§ **Directive**:
Find "Transcribe the text in this document." in the material below, then copy that line and every subsequent line to the end, exactly.

§ **Material shown**:
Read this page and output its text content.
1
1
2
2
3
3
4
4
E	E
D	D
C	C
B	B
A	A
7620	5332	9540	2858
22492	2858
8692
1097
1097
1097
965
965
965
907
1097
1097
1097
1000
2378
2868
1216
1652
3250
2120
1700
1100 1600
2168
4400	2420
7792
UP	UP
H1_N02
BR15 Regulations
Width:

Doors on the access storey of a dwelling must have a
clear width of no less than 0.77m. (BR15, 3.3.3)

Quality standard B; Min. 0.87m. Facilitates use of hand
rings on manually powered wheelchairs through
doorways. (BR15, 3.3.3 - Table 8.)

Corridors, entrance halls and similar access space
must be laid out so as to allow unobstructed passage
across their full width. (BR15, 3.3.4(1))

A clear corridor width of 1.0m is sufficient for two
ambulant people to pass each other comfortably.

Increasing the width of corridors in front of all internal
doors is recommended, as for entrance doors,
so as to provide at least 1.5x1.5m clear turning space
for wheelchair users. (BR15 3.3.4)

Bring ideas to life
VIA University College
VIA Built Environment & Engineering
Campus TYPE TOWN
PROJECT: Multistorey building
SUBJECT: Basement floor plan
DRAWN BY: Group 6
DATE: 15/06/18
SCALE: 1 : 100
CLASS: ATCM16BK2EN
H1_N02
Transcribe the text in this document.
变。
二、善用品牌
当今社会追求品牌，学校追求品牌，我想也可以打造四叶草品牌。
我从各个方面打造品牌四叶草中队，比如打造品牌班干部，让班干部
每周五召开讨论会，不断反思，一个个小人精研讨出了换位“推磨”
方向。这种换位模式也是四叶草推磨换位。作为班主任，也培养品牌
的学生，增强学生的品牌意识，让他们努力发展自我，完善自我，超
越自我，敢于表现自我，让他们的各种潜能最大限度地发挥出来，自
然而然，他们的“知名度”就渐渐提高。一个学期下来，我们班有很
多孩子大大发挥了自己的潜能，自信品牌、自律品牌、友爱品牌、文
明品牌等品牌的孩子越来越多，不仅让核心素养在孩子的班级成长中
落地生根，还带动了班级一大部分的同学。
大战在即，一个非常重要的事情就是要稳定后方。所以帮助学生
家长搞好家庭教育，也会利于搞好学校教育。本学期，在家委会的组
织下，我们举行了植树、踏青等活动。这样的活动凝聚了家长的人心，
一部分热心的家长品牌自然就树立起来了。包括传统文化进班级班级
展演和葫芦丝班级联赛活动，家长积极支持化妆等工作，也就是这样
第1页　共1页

§ **Exercise response**:
Transcribe the text in this document.
变。
二、善用品牌
当今社会追求品牌，学校追求品牌，我想也可以打造四叶草品牌。
我从各个方面打造品牌四叶草中队，比如打造品牌班干部，让班干部
每周五召开讨论会，不断反思，一个个小人精研讨出了换位“推磨”
方向。这种换位模式也是四叶草推磨换位。作为班主任，也培养品牌
的学生，增强学生的品牌意识，让他们努力发展自我，完善自我，超
越自我，敢于表现自我，让他们的各种潜能最大限度地发挥出来，自
然而然，他们的“知名度”就渐渐提高。一个学期下来，我们班有很
多孩子大大发挥了自己的潜能，自信品牌、自律品牌、友爱品牌、文
明品牌等品牌的孩子越来越多，不仅让核心素养在孩子的班级成长中
落地生根，还带动了班级一大部分的同学。
大战在即，一个非常重要的事情就是要稳定后方。所以帮助学生
家长搞好家庭教育，也会利于搞好学校教育。本学期，在家委会的组
织下，我们举行了植树、踏青等活动。这样的活动凝聚了家长的人心，
一部分热心的家长品牌自然就树立起来了。包括传统文化进班级班级
展演和葫芦丝班级联赛活动，家长积极支持化妆等工作，也就是这样
第1页　共1页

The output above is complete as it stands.